PROBLEM REQUIREMENTS — Select the lines below containing the word "only".

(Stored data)

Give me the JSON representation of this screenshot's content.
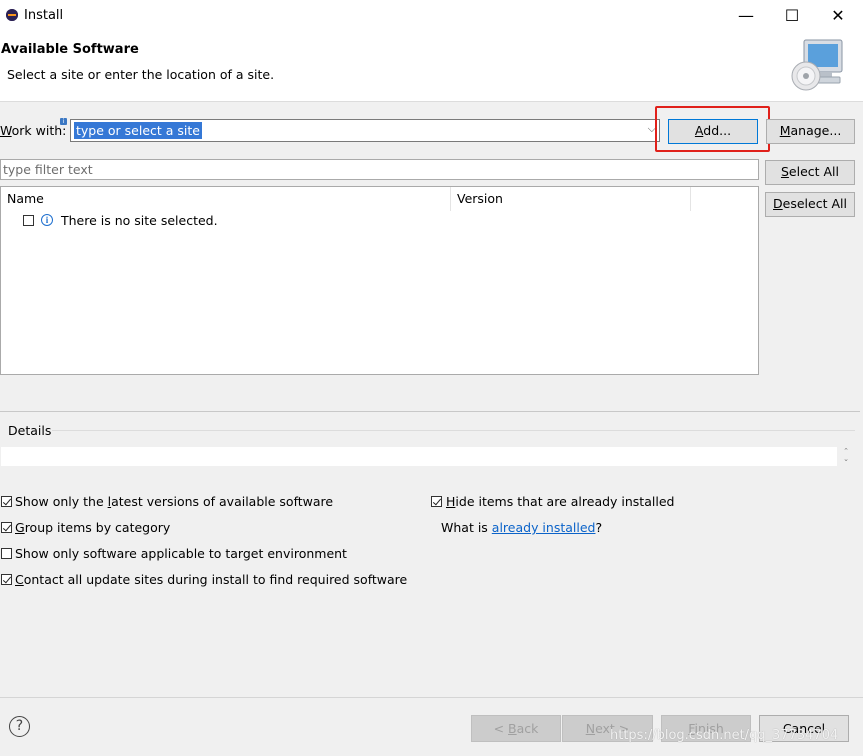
{
  "window": {
    "title": "Install",
    "minimize_glyph": "—",
    "maximize_glyph": "☐",
    "close_glyph": "✕"
  },
  "header": {
    "title": "Available Software",
    "subtitle": "Select a site or enter the location of a site."
  },
  "work_with": {
    "label_underlined": "W",
    "label_rest": "ork with:",
    "value": "type or select a site",
    "add_underlined": "A",
    "add_rest": "dd...",
    "manage_underlined": "M",
    "manage_rest": "anage..."
  },
  "filter": {
    "placeholder": "type filter text",
    "select_all_underlined": "S",
    "select_all_rest": "elect All",
    "deselect_all_underlined": "D",
    "deselect_all_rest": "eselect All"
  },
  "table": {
    "columns": [
      "Name",
      "Version"
    ],
    "rows": [
      {
        "checked": false,
        "text": "There is no site selected."
      }
    ]
  },
  "details": {
    "label": "Details"
  },
  "options": {
    "latest_versions": {
      "checked": true,
      "pre": "Show only the ",
      "u": "l",
      "post": "atest versions of available software"
    },
    "group_by_category": {
      "checked": true,
      "pre": "",
      "u": "G",
      "post": "roup items by category"
    },
    "target_env": {
      "checked": false,
      "pre": "Show only software applicable to target environment",
      "u": "",
      "post": ""
    },
    "contact_sites": {
      "checked": true,
      "pre": "",
      "u": "C",
      "post": "ontact all update sites during install to find required software"
    },
    "hide_installed": {
      "checked": true,
      "pre": "",
      "u": "H",
      "post": "ide items that are already installed"
    },
    "what_is_pre": "What is ",
    "what_is_link": "already installed",
    "what_is_post": "?"
  },
  "footer": {
    "back_pre": "< ",
    "back_u": "B",
    "back_post": "ack",
    "next_u": "N",
    "next_post": "ext >",
    "finish_u": "F",
    "finish_post": "inish",
    "cancel": "Cancel"
  },
  "watermark": "https://blog.csdn.net/qq_37734704",
  "colors": {
    "selection": "#3578d6",
    "highlight_box": "#e0201a",
    "link": "#0b63c9"
  }
}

THE REPLY —
      "pre": "Show only the ",
      "pre": "Show only software applicable to target environment",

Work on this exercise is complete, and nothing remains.